*DIRECTIVE*:
From the listing below, pick out each line with the word "ffffff".

>> begin

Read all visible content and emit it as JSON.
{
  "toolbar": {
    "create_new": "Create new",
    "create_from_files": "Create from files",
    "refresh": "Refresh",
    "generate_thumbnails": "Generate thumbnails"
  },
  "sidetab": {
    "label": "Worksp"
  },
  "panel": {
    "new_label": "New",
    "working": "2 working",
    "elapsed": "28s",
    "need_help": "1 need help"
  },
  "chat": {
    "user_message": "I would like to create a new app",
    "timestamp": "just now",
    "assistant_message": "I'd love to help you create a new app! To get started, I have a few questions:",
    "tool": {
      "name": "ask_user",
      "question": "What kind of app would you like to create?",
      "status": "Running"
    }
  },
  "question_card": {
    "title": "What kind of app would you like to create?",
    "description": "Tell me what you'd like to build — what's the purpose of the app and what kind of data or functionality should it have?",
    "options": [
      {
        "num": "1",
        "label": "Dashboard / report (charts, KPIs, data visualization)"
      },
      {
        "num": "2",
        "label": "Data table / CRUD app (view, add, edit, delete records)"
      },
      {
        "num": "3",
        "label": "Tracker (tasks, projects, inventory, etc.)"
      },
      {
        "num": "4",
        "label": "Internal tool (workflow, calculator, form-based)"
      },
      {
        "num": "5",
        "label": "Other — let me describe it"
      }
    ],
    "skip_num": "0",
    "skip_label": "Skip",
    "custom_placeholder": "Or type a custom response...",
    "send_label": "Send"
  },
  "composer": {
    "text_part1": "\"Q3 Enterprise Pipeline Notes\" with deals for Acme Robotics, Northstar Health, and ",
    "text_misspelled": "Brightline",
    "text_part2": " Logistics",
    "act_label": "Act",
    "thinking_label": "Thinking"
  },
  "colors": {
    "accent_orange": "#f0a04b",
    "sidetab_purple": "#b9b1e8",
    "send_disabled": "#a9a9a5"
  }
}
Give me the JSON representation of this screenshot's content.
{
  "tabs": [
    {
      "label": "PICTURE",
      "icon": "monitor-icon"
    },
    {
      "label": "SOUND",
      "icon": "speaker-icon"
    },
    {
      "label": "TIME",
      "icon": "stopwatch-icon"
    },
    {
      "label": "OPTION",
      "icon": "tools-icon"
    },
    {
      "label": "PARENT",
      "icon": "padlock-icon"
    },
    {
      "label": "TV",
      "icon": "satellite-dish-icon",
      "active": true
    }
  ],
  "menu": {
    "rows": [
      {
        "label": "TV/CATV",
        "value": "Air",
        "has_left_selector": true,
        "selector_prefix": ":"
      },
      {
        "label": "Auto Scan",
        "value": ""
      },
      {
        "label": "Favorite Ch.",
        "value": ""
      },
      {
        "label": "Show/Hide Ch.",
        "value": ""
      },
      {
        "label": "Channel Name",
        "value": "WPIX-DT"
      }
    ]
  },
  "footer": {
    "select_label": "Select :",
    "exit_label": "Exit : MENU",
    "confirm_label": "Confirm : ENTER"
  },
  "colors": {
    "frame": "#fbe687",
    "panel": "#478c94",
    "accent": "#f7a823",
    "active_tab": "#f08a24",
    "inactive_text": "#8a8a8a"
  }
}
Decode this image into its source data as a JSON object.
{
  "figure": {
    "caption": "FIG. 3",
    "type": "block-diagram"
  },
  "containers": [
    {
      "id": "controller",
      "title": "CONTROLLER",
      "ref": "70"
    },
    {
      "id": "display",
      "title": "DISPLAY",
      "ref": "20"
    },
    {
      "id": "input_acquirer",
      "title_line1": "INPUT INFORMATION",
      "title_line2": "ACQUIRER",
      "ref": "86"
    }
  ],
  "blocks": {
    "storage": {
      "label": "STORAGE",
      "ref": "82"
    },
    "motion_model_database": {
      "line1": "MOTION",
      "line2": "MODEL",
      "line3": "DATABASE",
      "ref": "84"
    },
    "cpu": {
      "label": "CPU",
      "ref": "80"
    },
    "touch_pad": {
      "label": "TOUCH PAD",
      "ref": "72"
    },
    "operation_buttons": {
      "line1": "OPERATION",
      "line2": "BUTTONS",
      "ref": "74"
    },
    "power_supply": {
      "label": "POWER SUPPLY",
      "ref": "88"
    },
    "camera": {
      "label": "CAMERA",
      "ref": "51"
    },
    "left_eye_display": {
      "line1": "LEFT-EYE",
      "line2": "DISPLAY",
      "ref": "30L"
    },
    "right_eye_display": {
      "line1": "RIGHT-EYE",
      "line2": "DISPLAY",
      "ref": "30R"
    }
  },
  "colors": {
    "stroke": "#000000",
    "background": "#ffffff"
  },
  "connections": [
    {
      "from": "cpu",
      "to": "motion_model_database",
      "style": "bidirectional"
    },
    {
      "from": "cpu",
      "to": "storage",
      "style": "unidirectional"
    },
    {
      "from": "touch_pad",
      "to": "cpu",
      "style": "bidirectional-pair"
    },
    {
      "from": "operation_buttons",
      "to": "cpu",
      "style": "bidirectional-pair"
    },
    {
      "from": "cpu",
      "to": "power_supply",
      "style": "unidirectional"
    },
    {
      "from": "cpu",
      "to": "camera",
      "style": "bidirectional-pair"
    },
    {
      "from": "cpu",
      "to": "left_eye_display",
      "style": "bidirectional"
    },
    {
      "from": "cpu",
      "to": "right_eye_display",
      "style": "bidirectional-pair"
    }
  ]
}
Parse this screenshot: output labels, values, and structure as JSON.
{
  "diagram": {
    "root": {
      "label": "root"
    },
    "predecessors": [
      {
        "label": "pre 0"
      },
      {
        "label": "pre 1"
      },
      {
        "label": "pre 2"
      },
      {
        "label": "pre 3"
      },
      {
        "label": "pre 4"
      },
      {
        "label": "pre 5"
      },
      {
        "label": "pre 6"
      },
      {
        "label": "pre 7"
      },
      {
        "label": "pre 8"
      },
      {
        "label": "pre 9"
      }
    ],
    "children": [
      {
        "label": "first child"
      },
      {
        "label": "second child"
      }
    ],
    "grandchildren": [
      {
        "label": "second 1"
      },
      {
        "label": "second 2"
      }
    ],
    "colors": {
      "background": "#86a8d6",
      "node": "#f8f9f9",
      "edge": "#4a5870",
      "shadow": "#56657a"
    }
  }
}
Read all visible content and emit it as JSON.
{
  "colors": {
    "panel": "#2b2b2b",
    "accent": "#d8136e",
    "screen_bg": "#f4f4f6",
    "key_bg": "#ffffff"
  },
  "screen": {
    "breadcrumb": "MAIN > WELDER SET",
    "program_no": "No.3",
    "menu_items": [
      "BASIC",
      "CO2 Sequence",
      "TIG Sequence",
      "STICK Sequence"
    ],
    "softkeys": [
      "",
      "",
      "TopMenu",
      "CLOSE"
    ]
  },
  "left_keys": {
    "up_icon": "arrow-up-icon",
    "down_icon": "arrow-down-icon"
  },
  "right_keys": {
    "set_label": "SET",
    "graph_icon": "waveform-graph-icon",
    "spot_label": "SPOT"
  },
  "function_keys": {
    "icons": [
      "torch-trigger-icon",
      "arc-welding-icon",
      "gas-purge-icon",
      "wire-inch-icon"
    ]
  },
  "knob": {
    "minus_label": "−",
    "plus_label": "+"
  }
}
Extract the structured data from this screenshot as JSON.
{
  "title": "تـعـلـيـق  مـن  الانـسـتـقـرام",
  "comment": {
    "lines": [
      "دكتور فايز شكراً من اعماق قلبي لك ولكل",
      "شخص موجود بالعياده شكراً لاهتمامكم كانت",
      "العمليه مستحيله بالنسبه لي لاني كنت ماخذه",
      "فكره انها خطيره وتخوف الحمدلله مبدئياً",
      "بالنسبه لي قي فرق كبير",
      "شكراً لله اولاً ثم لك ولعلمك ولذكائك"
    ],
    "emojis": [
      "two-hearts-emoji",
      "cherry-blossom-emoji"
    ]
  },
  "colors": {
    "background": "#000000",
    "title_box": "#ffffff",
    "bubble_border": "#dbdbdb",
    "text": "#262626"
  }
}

>> end

*TASK ANSWER*:
    "background": "#ffffff"
    "key_bg": "#ffffff"
    "title_box": "#ffffff",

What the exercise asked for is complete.